WHAT THE TASK ASKS — Retype all of the entries word for word.

RECORDS SHOWN —

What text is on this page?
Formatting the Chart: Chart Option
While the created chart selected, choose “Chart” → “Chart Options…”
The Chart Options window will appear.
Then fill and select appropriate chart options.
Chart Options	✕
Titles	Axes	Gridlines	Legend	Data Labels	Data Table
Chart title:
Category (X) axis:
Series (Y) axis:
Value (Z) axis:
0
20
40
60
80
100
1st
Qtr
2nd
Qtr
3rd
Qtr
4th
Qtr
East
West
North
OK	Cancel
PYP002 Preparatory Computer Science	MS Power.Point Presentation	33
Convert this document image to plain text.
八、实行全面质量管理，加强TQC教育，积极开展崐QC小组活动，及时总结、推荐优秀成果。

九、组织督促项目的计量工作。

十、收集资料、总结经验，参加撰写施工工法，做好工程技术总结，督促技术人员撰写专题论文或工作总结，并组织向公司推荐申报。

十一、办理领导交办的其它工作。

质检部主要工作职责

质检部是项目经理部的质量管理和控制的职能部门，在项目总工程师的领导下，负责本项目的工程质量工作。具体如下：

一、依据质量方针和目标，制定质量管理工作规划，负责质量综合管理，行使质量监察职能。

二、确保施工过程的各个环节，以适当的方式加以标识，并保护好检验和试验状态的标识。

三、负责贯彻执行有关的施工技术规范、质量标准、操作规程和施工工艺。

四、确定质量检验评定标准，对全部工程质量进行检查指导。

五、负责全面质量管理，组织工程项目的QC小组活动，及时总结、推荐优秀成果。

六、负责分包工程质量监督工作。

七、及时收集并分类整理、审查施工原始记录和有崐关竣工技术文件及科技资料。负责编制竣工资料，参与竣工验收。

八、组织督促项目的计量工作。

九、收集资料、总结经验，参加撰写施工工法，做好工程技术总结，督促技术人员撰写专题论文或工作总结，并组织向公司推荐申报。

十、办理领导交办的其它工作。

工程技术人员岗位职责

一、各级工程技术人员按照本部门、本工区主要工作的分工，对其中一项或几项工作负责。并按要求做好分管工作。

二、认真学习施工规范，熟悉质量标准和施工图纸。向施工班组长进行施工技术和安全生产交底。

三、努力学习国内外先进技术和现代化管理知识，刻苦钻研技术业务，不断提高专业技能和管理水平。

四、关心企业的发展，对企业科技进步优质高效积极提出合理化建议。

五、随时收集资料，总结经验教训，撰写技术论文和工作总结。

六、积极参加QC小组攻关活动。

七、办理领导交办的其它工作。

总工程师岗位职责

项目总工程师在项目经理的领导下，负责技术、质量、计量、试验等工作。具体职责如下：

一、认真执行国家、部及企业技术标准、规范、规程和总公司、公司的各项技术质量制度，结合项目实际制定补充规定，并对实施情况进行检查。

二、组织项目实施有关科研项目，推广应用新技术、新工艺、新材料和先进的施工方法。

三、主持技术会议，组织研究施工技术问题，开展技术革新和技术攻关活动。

ANSWER IN FULL —
What text is on this page?
Formatting the Chart: Chart Option
While the created chart selected, choose “Chart” → “Chart Options…”
The Chart Options window will appear.
Then fill and select appropriate chart options.
Chart Options	✕
Titles	Axes	Gridlines	Legend	Data Labels	Data Table
Chart title:
Category (X) axis:
Series (Y) axis:
Value (Z) axis:
0
20
40
60
80
100
1st
Qtr
2nd
Qtr
3rd
Qtr
4th
Qtr
East
West
North
OK	Cancel
PYP002 Preparatory Computer Science	MS Power.Point Presentation	33
Convert this document image to plain text.
八、实行全面质量管理，加强TQC教育，积极开展崐QC小组活动，及时总结、推荐优秀成果。

九、组织督促项目的计量工作。

十、收集资料、总结经验，参加撰写施工工法，做好工程技术总结，督促技术人员撰写专题论文或工作总结，并组织向公司推荐申报。

十一、办理领导交办的其它工作。

质检部主要工作职责

质检部是项目经理部的质量管理和控制的职能部门，在项目总工程师的领导下，负责本项目的工程质量工作。具体如下：

一、依据质量方针和目标，制定质量管理工作规划，负责质量综合管理，行使质量监察职能。

二、确保施工过程的各个环节，以适当的方式加以标识，并保护好检验和试验状态的标识。

三、负责贯彻执行有关的施工技术规范、质量标准、操作规程和施工工艺。

四、确定质量检验评定标准，对全部工程质量进行检查指导。

五、负责全面质量管理，组织工程项目的QC小组活动，及时总结、推荐优秀成果。

六、负责分包工程质量监督工作。

七、及时收集并分类整理、审查施工原始记录和有崐关竣工技术文件及科技资料。负责编制竣工资料，参与竣工验收。

八、组织督促项目的计量工作。

九、收集资料、总结经验，参加撰写施工工法，做好工程技术总结，督促技术人员撰写专题论文或工作总结，并组织向公司推荐申报。

十、办理领导交办的其它工作。

工程技术人员岗位职责

一、各级工程技术人员按照本部门、本工区主要工作的分工，对其中一项或几项工作负责。并按要求做好分管工作。

二、认真学习施工规范，熟悉质量标准和施工图纸。向施工班组长进行施工技术和安全生产交底。

三、努力学习国内外先进技术和现代化管理知识，刻苦钻研技术业务，不断提高专业技能和管理水平。

四、关心企业的发展，对企业科技进步优质高效积极提出合理化建议。

五、随时收集资料，总结经验教训，撰写技术论文和工作总结。

六、积极参加QC小组攻关活动。

七、办理领导交办的其它工作。

总工程师岗位职责

项目总工程师在项目经理的领导下，负责技术、质量、计量、试验等工作。具体职责如下：

一、认真执行国家、部及企业技术标准、规范、规程和总公司、公司的各项技术质量制度，结合项目实际制定补充规定，并对实施情况进行检查。

二、组织项目实施有关科研项目，推广应用新技术、新工艺、新材料和先进的施工方法。

三、主持技术会议，组织研究施工技术问题，开展技术革新和技术攻关活动。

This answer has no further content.